»»

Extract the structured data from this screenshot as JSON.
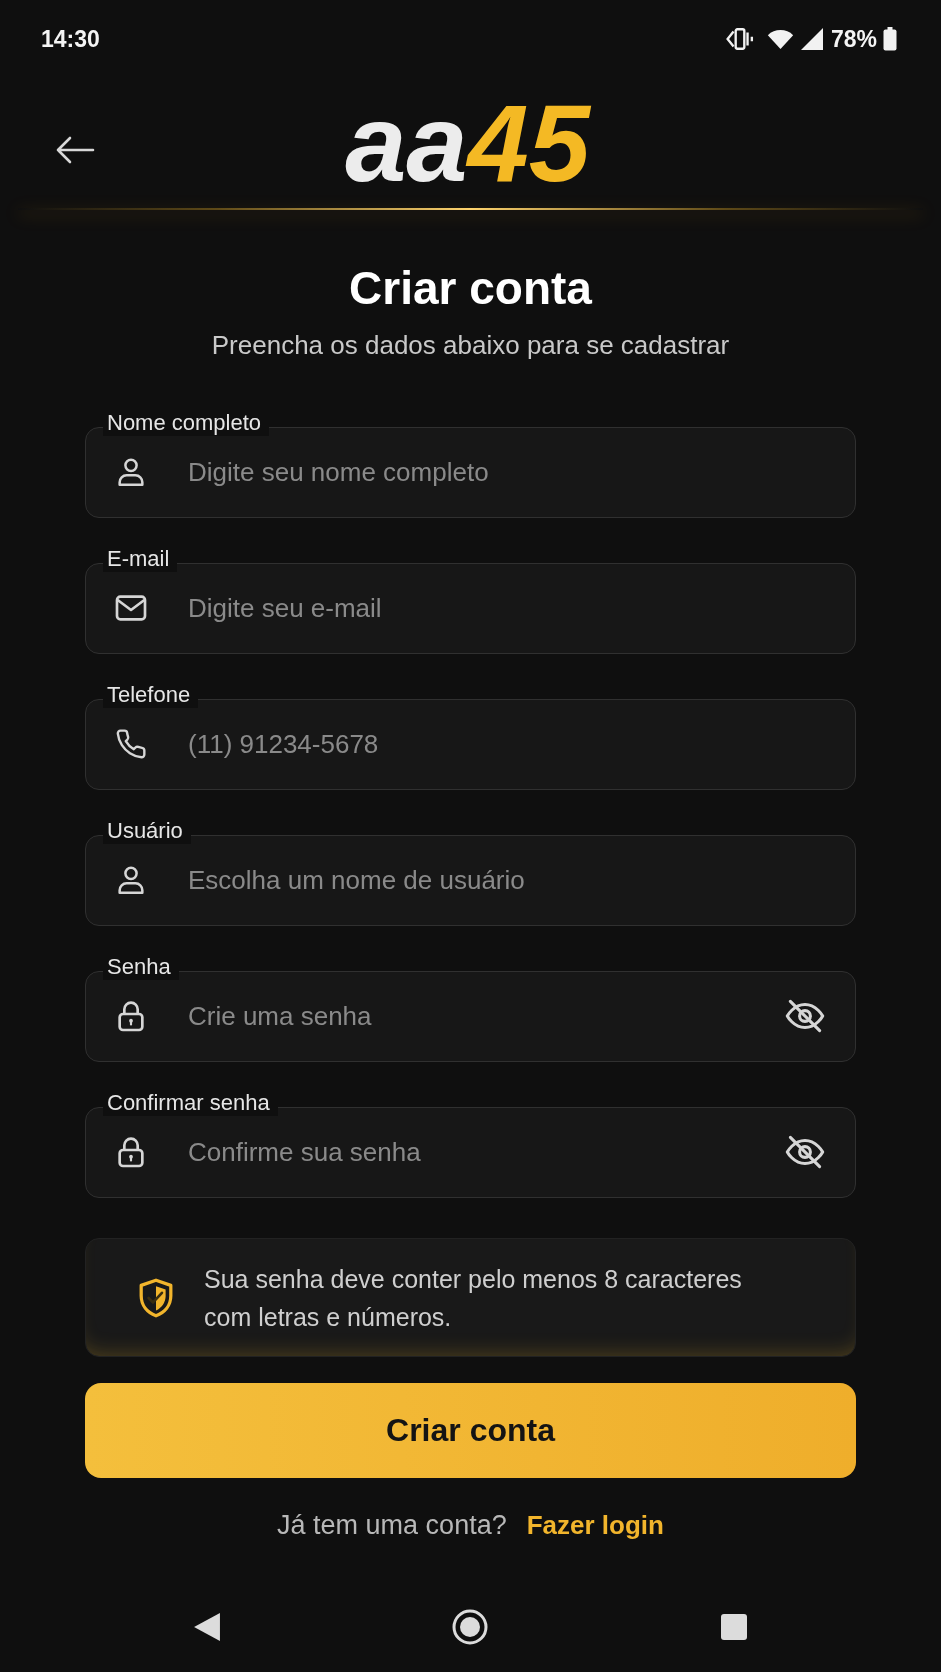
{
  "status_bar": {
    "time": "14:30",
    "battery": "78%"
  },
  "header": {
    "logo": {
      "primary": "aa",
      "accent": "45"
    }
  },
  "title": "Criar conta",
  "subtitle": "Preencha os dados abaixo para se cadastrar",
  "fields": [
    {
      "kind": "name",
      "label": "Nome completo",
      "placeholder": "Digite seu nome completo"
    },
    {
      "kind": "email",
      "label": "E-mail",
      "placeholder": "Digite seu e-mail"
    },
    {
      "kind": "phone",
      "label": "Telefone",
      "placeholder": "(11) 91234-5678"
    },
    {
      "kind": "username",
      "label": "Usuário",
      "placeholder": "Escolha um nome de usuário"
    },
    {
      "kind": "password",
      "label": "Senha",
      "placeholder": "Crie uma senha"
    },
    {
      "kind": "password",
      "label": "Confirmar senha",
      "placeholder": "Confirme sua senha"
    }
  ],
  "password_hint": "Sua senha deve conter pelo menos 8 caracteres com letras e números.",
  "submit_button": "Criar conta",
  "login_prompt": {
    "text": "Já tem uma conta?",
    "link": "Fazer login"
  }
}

««

§ **Requirements**
Of the lines above, how many hold the string "placeholder"? Answer with only the number.

§ **Response**
6